■ Objective ■
Transcribe the records below exactly as they appear, omitting any pictures.
━━━━━━━━
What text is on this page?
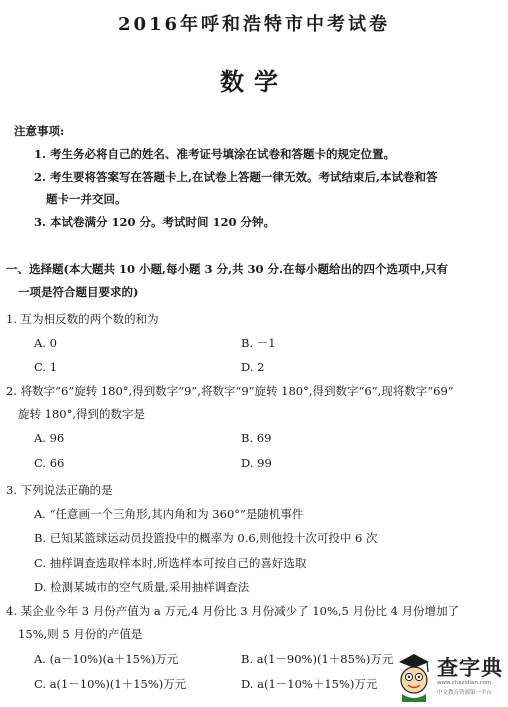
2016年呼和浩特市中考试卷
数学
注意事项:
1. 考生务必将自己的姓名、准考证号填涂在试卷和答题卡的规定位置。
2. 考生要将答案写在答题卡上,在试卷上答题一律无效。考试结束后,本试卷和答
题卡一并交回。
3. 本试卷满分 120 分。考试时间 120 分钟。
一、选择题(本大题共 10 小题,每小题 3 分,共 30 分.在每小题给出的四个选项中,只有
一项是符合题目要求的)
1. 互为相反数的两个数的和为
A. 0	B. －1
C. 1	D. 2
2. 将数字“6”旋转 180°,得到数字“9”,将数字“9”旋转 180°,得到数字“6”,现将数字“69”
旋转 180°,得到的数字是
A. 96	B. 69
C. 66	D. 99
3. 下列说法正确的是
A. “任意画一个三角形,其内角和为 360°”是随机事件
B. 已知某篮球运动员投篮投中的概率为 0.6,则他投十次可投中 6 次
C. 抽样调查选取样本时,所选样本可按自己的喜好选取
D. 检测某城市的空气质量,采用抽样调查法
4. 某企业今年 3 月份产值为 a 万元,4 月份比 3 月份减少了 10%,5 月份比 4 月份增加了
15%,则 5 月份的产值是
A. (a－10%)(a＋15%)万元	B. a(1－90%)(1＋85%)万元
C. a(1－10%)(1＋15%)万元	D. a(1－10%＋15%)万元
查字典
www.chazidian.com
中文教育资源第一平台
━━━━━━━━
■ Response for this exercise ■
What text is on this page?
2016年呼和浩特市中考试卷
数学
注意事项:
1. 考生务必将自己的姓名、准考证号填涂在试卷和答题卡的规定位置。
2. 考生要将答案写在答题卡上,在试卷上答题一律无效。考试结束后,本试卷和答
题卡一并交回。
3. 本试卷满分 120 分。考试时间 120 分钟。
一、选择题(本大题共 10 小题,每小题 3 分,共 30 分.在每小题给出的四个选项中,只有
一项是符合题目要求的)
1. 互为相反数的两个数的和为
A. 0	B. －1
C. 1	D. 2
2. 将数字“6”旋转 180°,得到数字“9”,将数字“9”旋转 180°,得到数字“6”,现将数字“69”
旋转 180°,得到的数字是
A. 96	B. 69
C. 66	D. 99
3. 下列说法正确的是
A. “任意画一个三角形,其内角和为 360°”是随机事件
B. 已知某篮球运动员投篮投中的概率为 0.6,则他投十次可投中 6 次
C. 抽样调查选取样本时,所选样本可按自己的喜好选取
D. 检测某城市的空气质量,采用抽样调查法
4. 某企业今年 3 月份产值为 a 万元,4 月份比 3 月份减少了 10%,5 月份比 4 月份增加了
15%,则 5 月份的产值是
A. (a－10%)(a＋15%)万元	B. a(1－90%)(1＋85%)万元
C. a(1－10%)(1＋15%)万元	D. a(1－10%＋15%)万元
查字典
www.chazidian.com
中文教育资源第一平台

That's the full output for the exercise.